**Directive:**
Gather all lines from the material that contain "entitled".

** start Provided entries **

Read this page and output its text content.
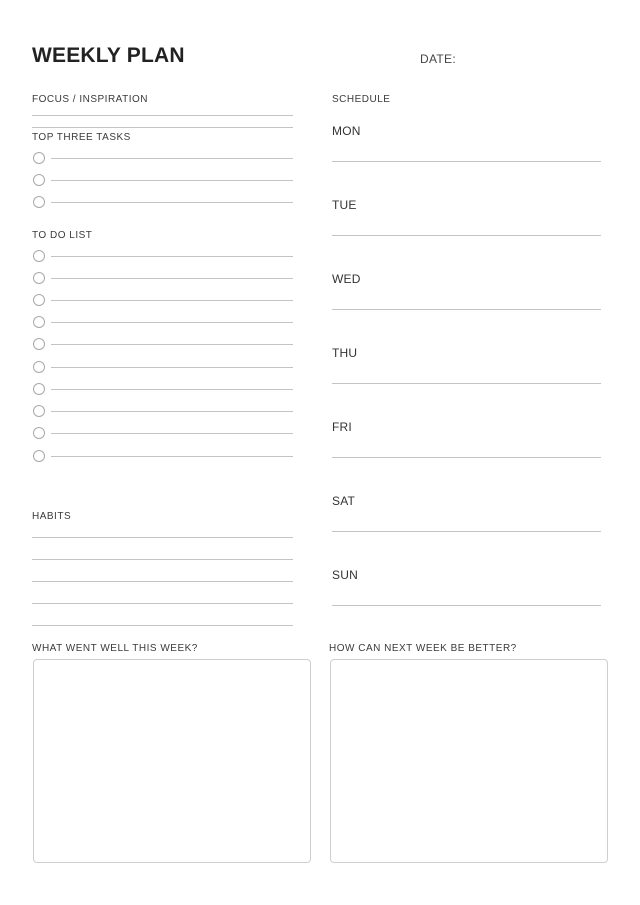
WEEKLY PLAN	DATE:
FOCUS / INSPIRATION
TOP THREE TASKS
TO DO LIST
HABITS
SCHEDULE
MON
TUE
WED
THU
FRI
SAT
SUN
WHAT WENT WELL THIS WEEK?	HOW CAN NEXT WEEK BE BETTER?
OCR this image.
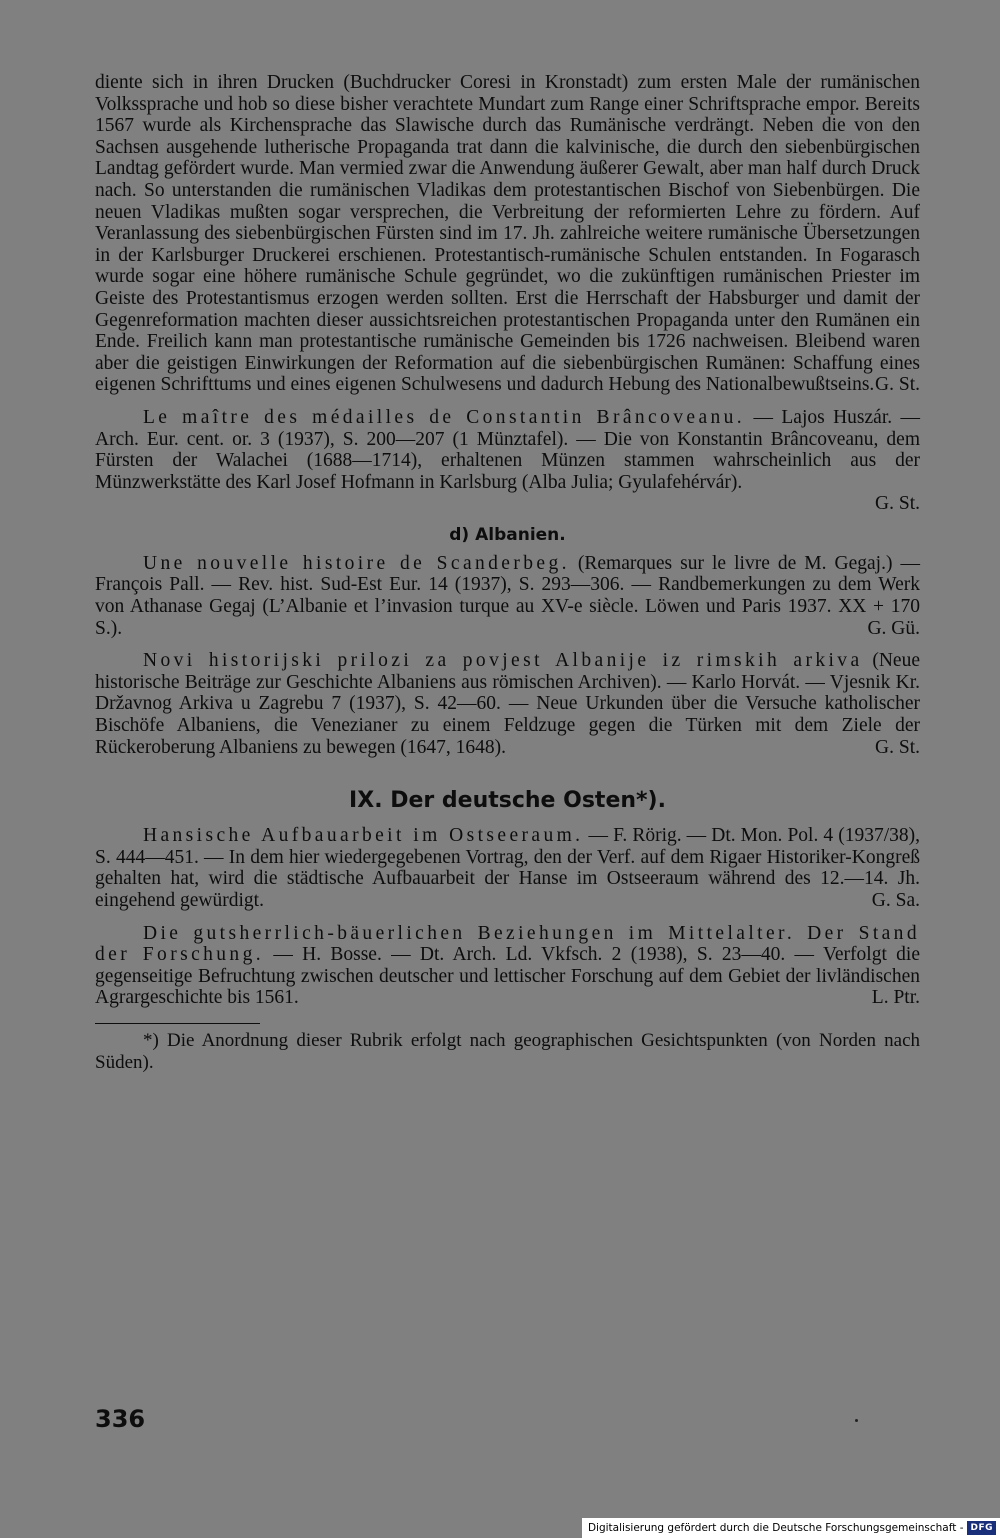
diente sich in ihren Drucken (Buchdrucker Coresi in Kronstadt) zum ersten Male der rumänischen Volkssprache und hob so diese bisher verachtete Mundart zum Range einer Schriftsprache empor. Bereits 1567 wurde als Kirchensprache das Slawische durch das Rumänische verdrängt. Neben die von den Sachsen ausgehende lutherische Propaganda trat dann die kalvinische, die durch den siebenbürgischen Landtag gefördert wurde. Man vermied zwar die Anwendung äußerer Gewalt, aber man half durch Druck nach. So unterstanden die rumänischen Vladikas dem protestantischen Bischof von Siebenbürgen. Die neuen Vladikas mußten sogar versprechen, die Verbreitung der reformierten Lehre zu fördern. Auf Veranlassung des siebenbürgischen Fürsten sind im 17. Jh. zahlreiche weitere rumänische Übersetzungen in der Karlsburger Druckerei erschienen. Protestantisch-rumänische Schulen entstanden. In Fogarasch wurde sogar eine höhere rumänische Schule gegründet, wo die zukünftigen rumänischen Priester im Geiste des Protestantismus erzogen werden sollten. Erst die Herrschaft der Habsburger und damit der Gegenreformation machten dieser aussichtsreichen protestantischen Propaganda unter den Rumänen ein Ende. Freilich kann man protestantische rumänische Gemeinden bis 1726 nachweisen. Bleibend waren aber die geistigen Einwirkungen der Reformation auf die siebenbürgischen Rumänen: Schaffung eines eigenen Schrifttums und eines eigenen Schulwesens und dadurch Hebung des Nationalbewußtseins. G. St.

Le maître des médailles de Constantin Brâncoveanu. — Lajos Huszár. — Arch. Eur. cent. or. 3 (1937), S. 200—207 (1 Münztafel). — Die von Konstantin Brâncoveanu, dem Fürsten der Walachei (1688—1714), erhaltenen Münzen stammen wahrscheinlich aus der Münzwerkstätte des Karl Josef Hofmann in Karlsburg (Alba Julia; Gyulafehérvár).

G. St.

d) Albanien.

Une nouvelle histoire de Scanderbeg. (Remarques sur le livre de M. Gegaj.) — François Pall. — Rev. hist. Sud-Est Eur. 14 (1937), S. 293—306. — Randbemerkungen zu dem Werk von Athanase Gegaj (L’Albanie et l’invasion turque au XV-e siècle. Löwen und Paris 1937. XX + 170 S.).	G. Gü.

Novi historijski prilozi za povjest Albanije iz rimskih arkiva (Neue historische Beiträge zur Geschichte Albaniens aus römischen Archiven). — Karlo Horvát. — Vjesnik Kr. Državnog Arkiva u Zagrebu 7 (1937), S. 42—60. — Neue Urkunden über die Versuche katholischer Bischöfe Albaniens, die Venezianer zu einem Feldzuge gegen die Türken mit dem Ziele der Rückeroberung Albaniens zu bewegen (1647, 1648).	G. St.

IX. Der deutsche Osten*).

Hansische Aufbauarbeit im Ostseeraum. — F. Rörig. — Dt. Mon. Pol. 4 (1937/38), S. 444—451. — In dem hier wiedergegebenen Vortrag, den der Verf. auf dem Rigaer Historiker-Kongreß gehalten hat, wird die städtische Aufbauarbeit der Hanse im Ostseeraum während des 12.—14. Jh. eingehend gewürdigt.	G. Sa.

Die gutsherrlich-bäuerlichen Beziehungen im Mittelalter. Der Stand der Forschung. — H. Bosse. — Dt. Arch. Ld. Vkfsch. 2 (1938), S. 23—40. — Verfolgt die gegenseitige Befruchtung zwischen deutscher und lettischer Forschung auf dem Gebiet der livländischen Agrargeschichte bis 1561.	L. Ptr.

*) Die Anordnung dieser Rubrik erfolgt nach geographischen Gesichtspunkten (von Norden nach Süden).

336
Digitalisierung gefördert durch die Deutsche Forschungsgemeinschaft - DFG
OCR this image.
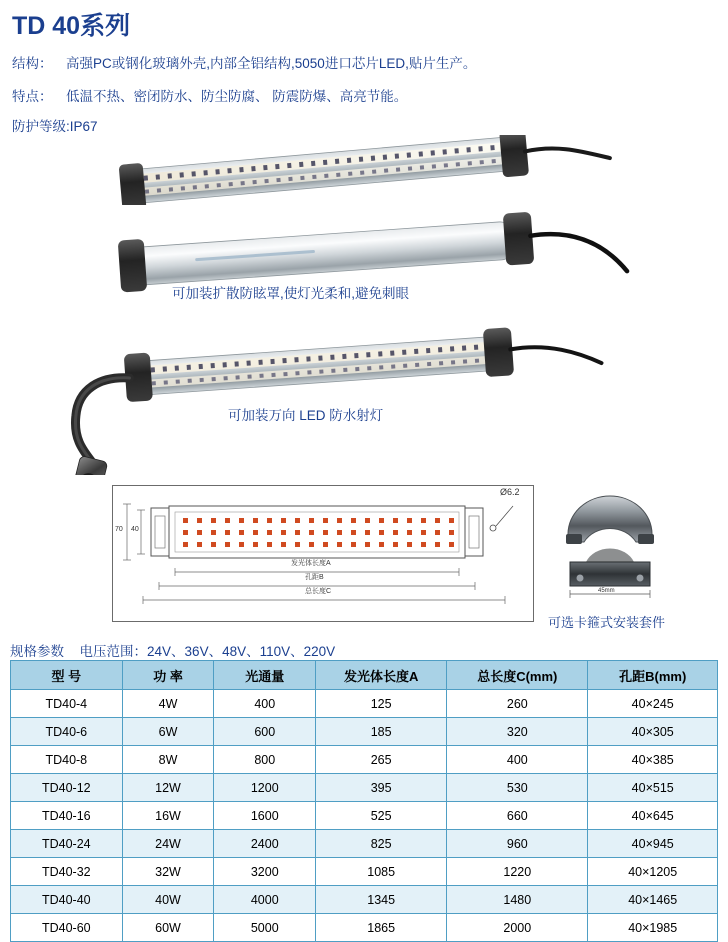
TD 40系列
结构： 高强PC或钢化玻璃外壳,内部全铝结构,5050进口芯片LED,贴片生产。
特点： 低温不热、密闭防水、防尘防腐、 防震防爆、高亮节能。
防护等级:IP67
可加装扩散防眩罩,使灯光柔和,避免刺眼
可加装万向 LED 防水射灯
70 40
发光体长度A
孔距B
总长度C
Ø6.2
45mm
可选卡箍式安装套件
规格参数 电压范围：24V、36V、48V、110V、220V
型 号	功 率	光通量	发光体长度A	总长度C(mm)	孔距B(mm)
TD40-4	4W	400	125	260	40×245
TD40-6	6W	600	185	320	40×305
TD40-8	8W	800	265	400	40×385
TD40-12	12W	1200	395	530	40×515
TD40-16	16W	1600	525	660	40×645
TD40-24	24W	2400	825	960	40×945
TD40-32	32W	3200	1085	1220	40×1205
TD40-40	40W	4000	1345	1480	40×1465
TD40-60	60W	5000	1865	2000	40×1985
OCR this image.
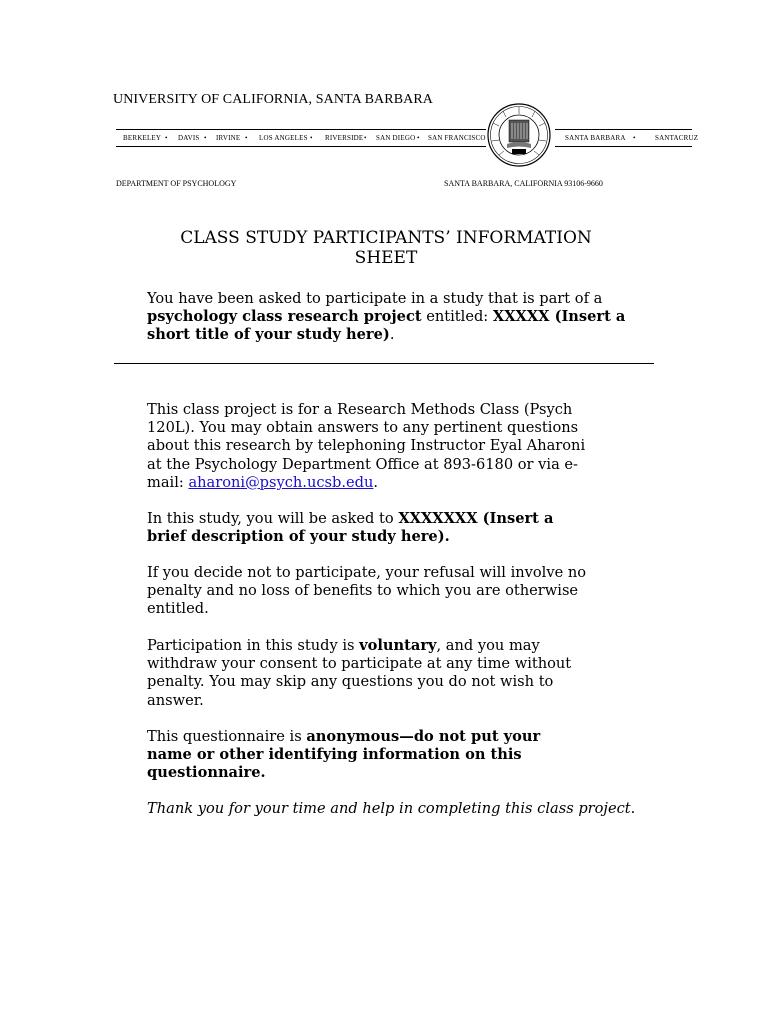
UNIVERSITY OF CALIFORNIA, SANTA BARBARA
BERKELEY • DAVIS • IRVINE • LOS ANGELES • RIVERSIDE • SAN DIEGO • SAN FRANCISCO	SANTA BARBARA •	SANTACRUZ
DEPARTMENT OF PSYCHOLOGY	SANTA BARBARA, CALIFORNIA 93106-9660
CLASS STUDY PARTICIPANTS’ INFORMATION
SHEET
You have been asked to participate in a study that is part of a psychology class research project entitled: XXXXX (Insert a short title of your study here).
This class project is for a Research Methods Class (Psych 120L). You may obtain answers to any pertinent questions about this research by telephoning Instructor Eyal Aharoni at the Psychology Department Office at 893-6180 or via e-mail: aharoni@psych.ucsb.edu.
In this study, you will be asked to XXXXXXX (Insert a brief description of your study here).
If you decide not to participate, your refusal will involve no penalty and no loss of benefits to which you are otherwise entitled.
Participation in this study is voluntary, and you may withdraw your consent to participate at any time without penalty. You may skip any questions you do not wish to answer.
This questionnaire is anonymous—do not put your name or other identifying information on this questionnaire.
Thank you for your time and help in completing this class project.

** end Provided entries **

**Output of the task:**
You have been asked to participate in a study that is part of a psychology class research project entitled: XXXXX (Insert a short title of your study here).
If you decide not to participate, your refusal will involve no penalty and no loss of benefits to which you are otherwise entitled.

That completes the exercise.